== Material ==

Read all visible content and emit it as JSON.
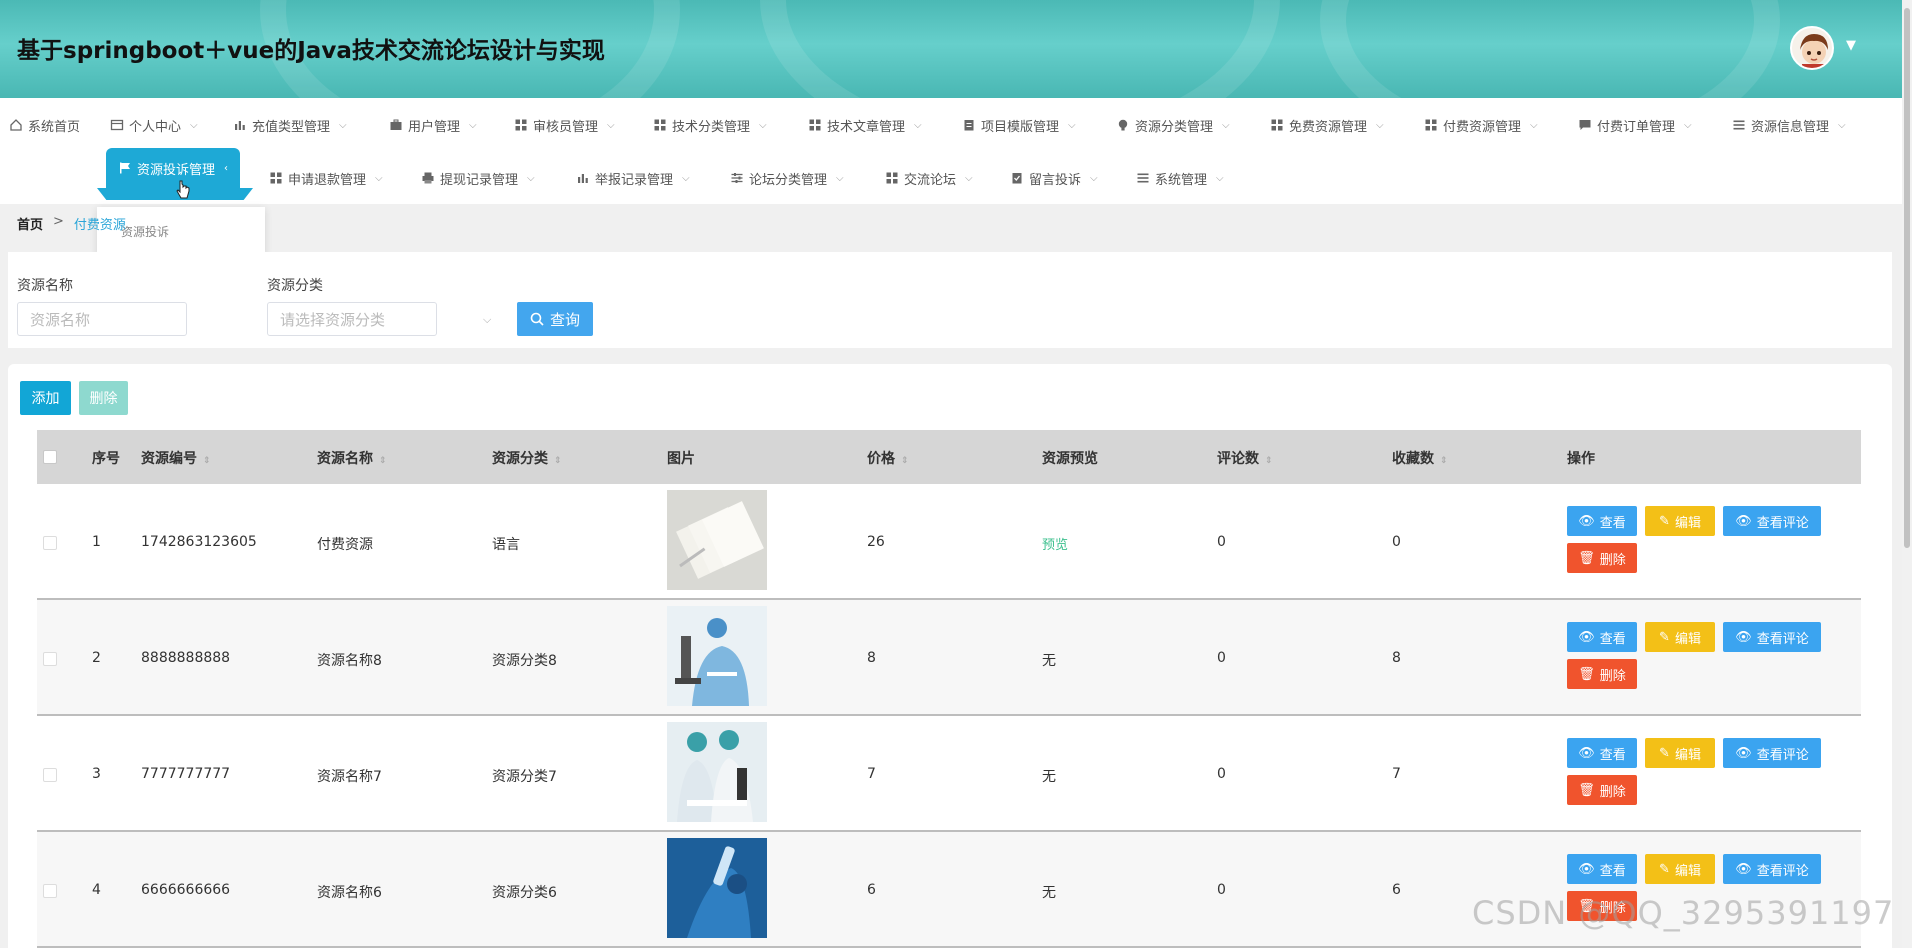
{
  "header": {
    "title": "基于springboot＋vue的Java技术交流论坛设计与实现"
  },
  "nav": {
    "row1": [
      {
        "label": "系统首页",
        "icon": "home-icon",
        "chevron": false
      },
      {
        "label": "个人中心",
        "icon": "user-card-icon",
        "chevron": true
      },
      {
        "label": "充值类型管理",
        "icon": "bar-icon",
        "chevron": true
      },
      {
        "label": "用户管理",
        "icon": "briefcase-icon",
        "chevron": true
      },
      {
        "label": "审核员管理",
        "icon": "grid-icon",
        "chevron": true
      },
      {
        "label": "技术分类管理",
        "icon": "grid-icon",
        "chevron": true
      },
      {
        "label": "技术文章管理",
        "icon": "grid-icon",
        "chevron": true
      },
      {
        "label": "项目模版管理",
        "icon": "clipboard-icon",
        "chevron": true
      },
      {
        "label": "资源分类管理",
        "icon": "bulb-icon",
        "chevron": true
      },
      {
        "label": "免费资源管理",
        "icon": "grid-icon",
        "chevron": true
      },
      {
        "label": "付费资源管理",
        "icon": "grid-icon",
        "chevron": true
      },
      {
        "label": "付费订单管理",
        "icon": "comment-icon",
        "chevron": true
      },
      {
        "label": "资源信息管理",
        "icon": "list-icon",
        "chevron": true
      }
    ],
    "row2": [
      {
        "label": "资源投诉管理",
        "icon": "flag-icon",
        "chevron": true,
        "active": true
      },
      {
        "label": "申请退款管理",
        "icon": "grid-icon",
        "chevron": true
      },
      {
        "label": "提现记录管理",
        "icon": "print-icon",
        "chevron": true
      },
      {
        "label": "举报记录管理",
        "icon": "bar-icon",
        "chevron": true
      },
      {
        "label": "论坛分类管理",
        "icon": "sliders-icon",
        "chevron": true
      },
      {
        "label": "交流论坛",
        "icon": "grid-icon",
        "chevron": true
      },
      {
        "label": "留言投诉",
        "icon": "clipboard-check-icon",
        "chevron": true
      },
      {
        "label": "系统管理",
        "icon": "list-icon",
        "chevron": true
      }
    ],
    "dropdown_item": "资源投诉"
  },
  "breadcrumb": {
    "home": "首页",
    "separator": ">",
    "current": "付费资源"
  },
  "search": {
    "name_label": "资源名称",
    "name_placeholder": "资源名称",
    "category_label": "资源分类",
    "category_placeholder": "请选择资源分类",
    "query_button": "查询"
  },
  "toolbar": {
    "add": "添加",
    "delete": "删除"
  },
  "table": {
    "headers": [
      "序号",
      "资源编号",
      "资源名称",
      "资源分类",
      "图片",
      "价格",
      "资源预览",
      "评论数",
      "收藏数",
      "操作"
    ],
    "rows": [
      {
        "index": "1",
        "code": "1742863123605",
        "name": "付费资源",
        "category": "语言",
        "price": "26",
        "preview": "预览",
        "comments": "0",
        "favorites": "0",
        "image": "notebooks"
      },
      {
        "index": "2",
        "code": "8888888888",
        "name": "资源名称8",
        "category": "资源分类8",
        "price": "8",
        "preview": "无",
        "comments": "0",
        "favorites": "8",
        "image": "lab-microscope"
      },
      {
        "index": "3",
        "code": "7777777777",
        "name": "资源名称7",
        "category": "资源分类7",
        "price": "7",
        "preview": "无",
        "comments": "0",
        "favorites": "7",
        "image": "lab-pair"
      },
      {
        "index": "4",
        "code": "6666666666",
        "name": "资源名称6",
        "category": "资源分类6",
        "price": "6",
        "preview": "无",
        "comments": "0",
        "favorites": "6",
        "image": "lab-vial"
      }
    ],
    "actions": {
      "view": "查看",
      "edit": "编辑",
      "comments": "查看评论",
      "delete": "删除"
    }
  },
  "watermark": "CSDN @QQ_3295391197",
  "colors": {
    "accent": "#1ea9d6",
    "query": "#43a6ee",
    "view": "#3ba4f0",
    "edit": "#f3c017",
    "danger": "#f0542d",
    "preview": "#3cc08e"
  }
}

===

Work to do: Please write out all of the material above without changing a word, and omit any pictures.

Exercise output:
Read all visible content and emit it as JSON.
{
  "header": {
    "title": "基于springboot＋vue的Java技术交流论坛设计与实现"
  },
  "nav": {
    "row1": [
      {
        "label": "系统首页",
        "icon": "home-icon",
        "chevron": false
      },
      {
        "label": "个人中心",
        "icon": "user-card-icon",
        "chevron": true
      },
      {
        "label": "充值类型管理",
        "icon": "bar-icon",
        "chevron": true
      },
      {
        "label": "用户管理",
        "icon": "briefcase-icon",
        "chevron": true
      },
      {
        "label": "审核员管理",
        "icon": "grid-icon",
        "chevron": true
      },
      {
        "label": "技术分类管理",
        "icon": "grid-icon",
        "chevron": true
      },
      {
        "label": "技术文章管理",
        "icon": "grid-icon",
        "chevron": true
      },
      {
        "label": "项目模版管理",
        "icon": "clipboard-icon",
        "chevron": true
      },
      {
        "label": "资源分类管理",
        "icon": "bulb-icon",
        "chevron": true
      },
      {
        "label": "免费资源管理",
        "icon": "grid-icon",
        "chevron": true
      },
      {
        "label": "付费资源管理",
        "icon": "grid-icon",
        "chevron": true
      },
      {
        "label": "付费订单管理",
        "icon": "comment-icon",
        "chevron": true
      },
      {
        "label": "资源信息管理",
        "icon": "list-icon",
        "chevron": true
      }
    ],
    "row2": [
      {
        "label": "资源投诉管理",
        "icon": "flag-icon",
        "chevron": true,
        "active": true
      },
      {
        "label": "申请退款管理",
        "icon": "grid-icon",
        "chevron": true
      },
      {
        "label": "提现记录管理",
        "icon": "print-icon",
        "chevron": true
      },
      {
        "label": "举报记录管理",
        "icon": "bar-icon",
        "chevron": true
      },
      {
        "label": "论坛分类管理",
        "icon": "sliders-icon",
        "chevron": true
      },
      {
        "label": "交流论坛",
        "icon": "grid-icon",
        "chevron": true
      },
      {
        "label": "留言投诉",
        "icon": "clipboard-check-icon",
        "chevron": true
      },
      {
        "label": "系统管理",
        "icon": "list-icon",
        "chevron": true
      }
    ],
    "dropdown_item": "资源投诉"
  },
  "breadcrumb": {
    "home": "首页",
    "separator": ">",
    "current": "付费资源"
  },
  "search": {
    "name_label": "资源名称",
    "name_placeholder": "资源名称",
    "category_label": "资源分类",
    "category_placeholder": "请选择资源分类",
    "query_button": "查询"
  },
  "toolbar": {
    "add": "添加",
    "delete": "删除"
  },
  "table": {
    "headers": [
      "序号",
      "资源编号",
      "资源名称",
      "资源分类",
      "图片",
      "价格",
      "资源预览",
      "评论数",
      "收藏数",
      "操作"
    ],
    "rows": [
      {
        "index": "1",
        "code": "1742863123605",
        "name": "付费资源",
        "category": "语言",
        "price": "26",
        "preview": "预览",
        "comments": "0",
        "favorites": "0",
        "image": "notebooks"
      },
      {
        "index": "2",
        "code": "8888888888",
        "name": "资源名称8",
        "category": "资源分类8",
        "price": "8",
        "preview": "无",
        "comments": "0",
        "favorites": "8",
        "image": "lab-microscope"
      },
      {
        "index": "3",
        "code": "7777777777",
        "name": "资源名称7",
        "category": "资源分类7",
        "price": "7",
        "preview": "无",
        "comments": "0",
        "favorites": "7",
        "image": "lab-pair"
      },
      {
        "index": "4",
        "code": "6666666666",
        "name": "资源名称6",
        "category": "资源分类6",
        "price": "6",
        "preview": "无",
        "comments": "0",
        "favorites": "6",
        "image": "lab-vial"
      }
    ],
    "actions": {
      "view": "查看",
      "edit": "编辑",
      "comments": "查看评论",
      "delete": "删除"
    }
  },
  "watermark": "CSDN @QQ_3295391197",
  "colors": {
    "accent": "#1ea9d6",
    "query": "#43a6ee",
    "view": "#3ba4f0",
    "edit": "#f3c017",
    "danger": "#f0542d",
    "preview": "#3cc08e"
  }
}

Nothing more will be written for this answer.